══ TEXT SHOWN

Accommodation in the Mü10 Milan was in two cockpits, one forward of the wing leading edge for the student and another under the trailing edge of the centre-section aft of the mainspar. Entry into the front cockpit was via a removable canopy, (largely opaque with portholes in the first iteration), built up with wooden frames and Plexiglas panels. The rear cockpit was accessed via a large door on the port side of the fuselage with windows under the wings forward to the front cockpit glazing and in the centre-section above the instructor's head. The rear access door could also be used as an airbrake to assist in approach control.

Despite the low performance of the Mü10 Milan, with an L/D of 20, the aircraft was listed as high performance as late as 1938, perhaps due to the many cross-country flights the aircraft is credited with, such as Hesselberg-Prague (1934), a world record breaking 180 km flight in 1935, Salzburg-Fara d'Alpago / Italy (195 km, 1937) and Bern-Pallanza/Lago Maggiore (136 km; 1938) as a two-seater. Success in gliding competitions was also achieved with the 1934 Rhön-construction prize and 1st place at the ISTUS Conference (International Study Commission for gliding). At Salzburg it was flown by Ludwig Karch to a height gain of 2980m (9777 feet) and 195 km (121 miles) distance over the Austrian Alps.

════
══ PROVIDED INFORMATION

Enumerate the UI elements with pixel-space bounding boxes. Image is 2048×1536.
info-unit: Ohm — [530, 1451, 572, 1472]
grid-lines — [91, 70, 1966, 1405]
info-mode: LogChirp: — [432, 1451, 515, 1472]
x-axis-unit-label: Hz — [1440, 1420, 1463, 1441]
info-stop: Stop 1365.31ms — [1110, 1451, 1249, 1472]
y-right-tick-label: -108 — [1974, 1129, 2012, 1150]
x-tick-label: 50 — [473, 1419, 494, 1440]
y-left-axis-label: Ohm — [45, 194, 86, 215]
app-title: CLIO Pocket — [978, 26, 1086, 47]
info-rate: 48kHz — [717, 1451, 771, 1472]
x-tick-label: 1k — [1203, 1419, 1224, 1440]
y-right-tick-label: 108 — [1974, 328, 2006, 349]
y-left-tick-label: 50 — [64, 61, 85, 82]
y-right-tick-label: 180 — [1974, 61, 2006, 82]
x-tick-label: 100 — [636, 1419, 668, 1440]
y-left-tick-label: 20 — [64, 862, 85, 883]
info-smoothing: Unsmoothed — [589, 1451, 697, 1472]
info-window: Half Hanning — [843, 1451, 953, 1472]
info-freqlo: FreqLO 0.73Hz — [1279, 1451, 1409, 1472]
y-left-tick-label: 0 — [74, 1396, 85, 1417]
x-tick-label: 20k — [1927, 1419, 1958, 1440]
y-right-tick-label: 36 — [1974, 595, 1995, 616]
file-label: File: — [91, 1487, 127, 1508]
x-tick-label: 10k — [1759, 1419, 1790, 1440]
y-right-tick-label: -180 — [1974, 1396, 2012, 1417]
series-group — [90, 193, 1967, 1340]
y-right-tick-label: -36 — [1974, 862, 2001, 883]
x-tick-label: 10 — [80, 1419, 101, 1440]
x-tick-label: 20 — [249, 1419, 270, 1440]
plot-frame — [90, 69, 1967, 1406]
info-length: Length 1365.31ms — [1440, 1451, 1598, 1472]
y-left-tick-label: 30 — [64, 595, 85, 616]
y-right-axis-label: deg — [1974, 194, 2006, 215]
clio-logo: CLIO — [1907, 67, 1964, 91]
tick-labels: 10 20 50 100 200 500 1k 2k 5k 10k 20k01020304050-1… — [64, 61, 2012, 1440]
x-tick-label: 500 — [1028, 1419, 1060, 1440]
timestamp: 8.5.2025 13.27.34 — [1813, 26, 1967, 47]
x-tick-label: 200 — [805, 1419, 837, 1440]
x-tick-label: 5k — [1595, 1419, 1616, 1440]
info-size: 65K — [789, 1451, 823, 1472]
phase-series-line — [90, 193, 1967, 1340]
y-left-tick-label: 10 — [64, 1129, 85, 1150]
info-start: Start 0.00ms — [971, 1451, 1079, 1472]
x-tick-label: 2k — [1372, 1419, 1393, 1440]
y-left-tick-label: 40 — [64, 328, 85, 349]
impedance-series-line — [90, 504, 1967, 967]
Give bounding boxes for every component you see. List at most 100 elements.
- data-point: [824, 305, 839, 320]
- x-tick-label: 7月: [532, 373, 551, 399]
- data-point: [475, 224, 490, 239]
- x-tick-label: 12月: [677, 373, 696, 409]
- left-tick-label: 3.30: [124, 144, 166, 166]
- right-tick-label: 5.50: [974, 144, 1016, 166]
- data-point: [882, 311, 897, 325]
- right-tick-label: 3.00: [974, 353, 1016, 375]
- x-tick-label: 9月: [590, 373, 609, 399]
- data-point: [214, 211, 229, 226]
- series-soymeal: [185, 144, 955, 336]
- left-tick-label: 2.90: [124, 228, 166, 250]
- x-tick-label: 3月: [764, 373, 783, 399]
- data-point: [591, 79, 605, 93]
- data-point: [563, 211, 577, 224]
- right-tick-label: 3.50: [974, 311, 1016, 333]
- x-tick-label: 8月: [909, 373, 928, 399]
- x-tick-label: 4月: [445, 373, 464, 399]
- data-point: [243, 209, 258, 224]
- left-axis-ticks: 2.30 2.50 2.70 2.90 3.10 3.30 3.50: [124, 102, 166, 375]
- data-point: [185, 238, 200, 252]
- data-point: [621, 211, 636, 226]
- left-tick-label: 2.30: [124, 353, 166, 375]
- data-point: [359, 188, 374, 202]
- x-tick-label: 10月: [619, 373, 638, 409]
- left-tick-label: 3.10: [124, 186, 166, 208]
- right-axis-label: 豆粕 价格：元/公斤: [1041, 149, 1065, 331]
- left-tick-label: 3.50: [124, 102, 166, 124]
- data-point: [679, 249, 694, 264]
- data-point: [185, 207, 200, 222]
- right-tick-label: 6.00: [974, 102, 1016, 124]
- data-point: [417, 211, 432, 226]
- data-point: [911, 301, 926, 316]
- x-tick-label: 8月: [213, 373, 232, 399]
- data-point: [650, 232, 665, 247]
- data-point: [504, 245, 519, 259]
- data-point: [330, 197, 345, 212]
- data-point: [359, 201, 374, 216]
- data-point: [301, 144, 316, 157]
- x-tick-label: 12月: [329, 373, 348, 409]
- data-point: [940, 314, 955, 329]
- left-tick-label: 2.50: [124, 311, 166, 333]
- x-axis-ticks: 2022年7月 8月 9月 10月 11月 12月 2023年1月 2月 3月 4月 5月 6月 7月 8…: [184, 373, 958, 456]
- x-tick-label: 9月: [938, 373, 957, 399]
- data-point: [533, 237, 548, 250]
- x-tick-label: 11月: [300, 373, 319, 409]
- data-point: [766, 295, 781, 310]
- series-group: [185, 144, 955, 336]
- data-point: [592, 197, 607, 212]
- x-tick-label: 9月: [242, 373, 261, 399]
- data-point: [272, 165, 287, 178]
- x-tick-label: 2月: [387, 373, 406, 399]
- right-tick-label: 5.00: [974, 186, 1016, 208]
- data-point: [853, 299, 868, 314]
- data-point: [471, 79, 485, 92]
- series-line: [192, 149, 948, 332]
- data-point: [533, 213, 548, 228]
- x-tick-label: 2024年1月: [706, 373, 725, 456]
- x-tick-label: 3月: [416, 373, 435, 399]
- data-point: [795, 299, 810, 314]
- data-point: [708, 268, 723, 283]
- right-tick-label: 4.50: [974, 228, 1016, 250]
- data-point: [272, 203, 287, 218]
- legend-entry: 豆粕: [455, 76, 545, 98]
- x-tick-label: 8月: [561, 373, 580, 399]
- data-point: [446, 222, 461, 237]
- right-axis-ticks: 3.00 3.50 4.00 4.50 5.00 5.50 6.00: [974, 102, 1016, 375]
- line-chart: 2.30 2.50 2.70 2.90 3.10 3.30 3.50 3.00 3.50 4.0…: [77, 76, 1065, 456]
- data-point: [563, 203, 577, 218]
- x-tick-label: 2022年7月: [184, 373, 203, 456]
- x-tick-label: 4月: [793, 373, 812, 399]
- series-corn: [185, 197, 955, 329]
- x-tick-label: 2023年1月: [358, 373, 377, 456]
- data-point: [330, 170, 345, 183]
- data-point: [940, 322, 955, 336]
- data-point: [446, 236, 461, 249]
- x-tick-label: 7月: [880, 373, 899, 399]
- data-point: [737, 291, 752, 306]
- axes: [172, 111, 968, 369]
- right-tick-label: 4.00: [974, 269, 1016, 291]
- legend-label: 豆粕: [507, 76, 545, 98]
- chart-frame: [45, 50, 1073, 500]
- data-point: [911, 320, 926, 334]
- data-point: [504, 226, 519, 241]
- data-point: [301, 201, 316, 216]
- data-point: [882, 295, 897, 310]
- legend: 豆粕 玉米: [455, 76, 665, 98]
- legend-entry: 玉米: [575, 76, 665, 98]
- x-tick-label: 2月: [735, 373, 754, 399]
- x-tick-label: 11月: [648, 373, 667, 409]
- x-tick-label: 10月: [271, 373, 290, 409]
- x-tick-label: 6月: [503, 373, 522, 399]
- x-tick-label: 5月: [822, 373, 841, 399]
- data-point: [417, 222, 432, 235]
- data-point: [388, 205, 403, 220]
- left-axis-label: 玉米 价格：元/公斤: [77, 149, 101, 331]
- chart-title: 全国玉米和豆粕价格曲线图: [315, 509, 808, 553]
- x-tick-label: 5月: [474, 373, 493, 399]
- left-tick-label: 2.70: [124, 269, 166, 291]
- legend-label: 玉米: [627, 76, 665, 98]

════

[ACTIVITY LIST]
1. Retype part of the Mü10 Milan text word for word. Begin at the words "Accommodation in the" and stop after the words "in approach control.".
2. Say whether each statement agrees with the Mü10 Milan text, answering yes or no and quoting the words that decide it: (a) the rear cockpit was entered through a large door on the starboard side of the fuselage; (b) the rear access door could serve as an airbrake; (c) the aircraft had an L/D of 30.
3. Carry on writing the Mü10 Milan text from the point where it stops.
The material has nothing to do with the Mü10 Milan text.

[ANSWERS BY TASK]
1.
Accommodation in the Mü10 Milan was in two cockpits, one forward of the wing leading edge for the student and another under the trailing edge of the centre-section aft of the mainspar. Entry into the front cockpit was via a removable canopy, (largely opaque with portholes in the first iteration), built up with wooden frames and Plexiglas panels. The rear cockpit was accessed via a large door on the port side of the fuselage with windows under the wings forward to the front cockpit glazing and in the centre-section above the instructor's head. The rear access door could also be used as an airbrake to assist in approach control.

2.
(a) No: "The rear cockpit was accessed via a large door on the port side of the fuselage"
(b) Yes: "The rear access door could also be used as an airbrake to assist in approach control."
(c) No: "with an L/D of 20"

3.
The 'Milan' was retired to the Deutsches Museum München, at Oberschleissheim, before World War II, surviving the war to be resurrected by Akaflieg München in 1951 to assist with training new students, as well as carry out long-distance cross-country flights and mountain flying, until at least 1959 with the Mü10 finally being retired to the Deutsches Museum München for a second time.

==Variants==
Akaflieg München Mü10 Milan – two-place glider; steel-tube fuselage, Mü Scheibe wing section and wooden wings. One unit constructed.

Akaflieg München Mü24 Milan II - A proposed instrument flying-version
In the early 1960s students at the Akaflieg designed a cloud/instrument flying version of the Mü10. The Akaflieg München Mü24 Milan II was to have had similar layout and profiles to the Mü10, with the slow-flying qualities of the Mü Scheibe aerofoil sections and improved aerodynamics for the fuselage and wings. The Mü24 did not progress beyond the drawing board.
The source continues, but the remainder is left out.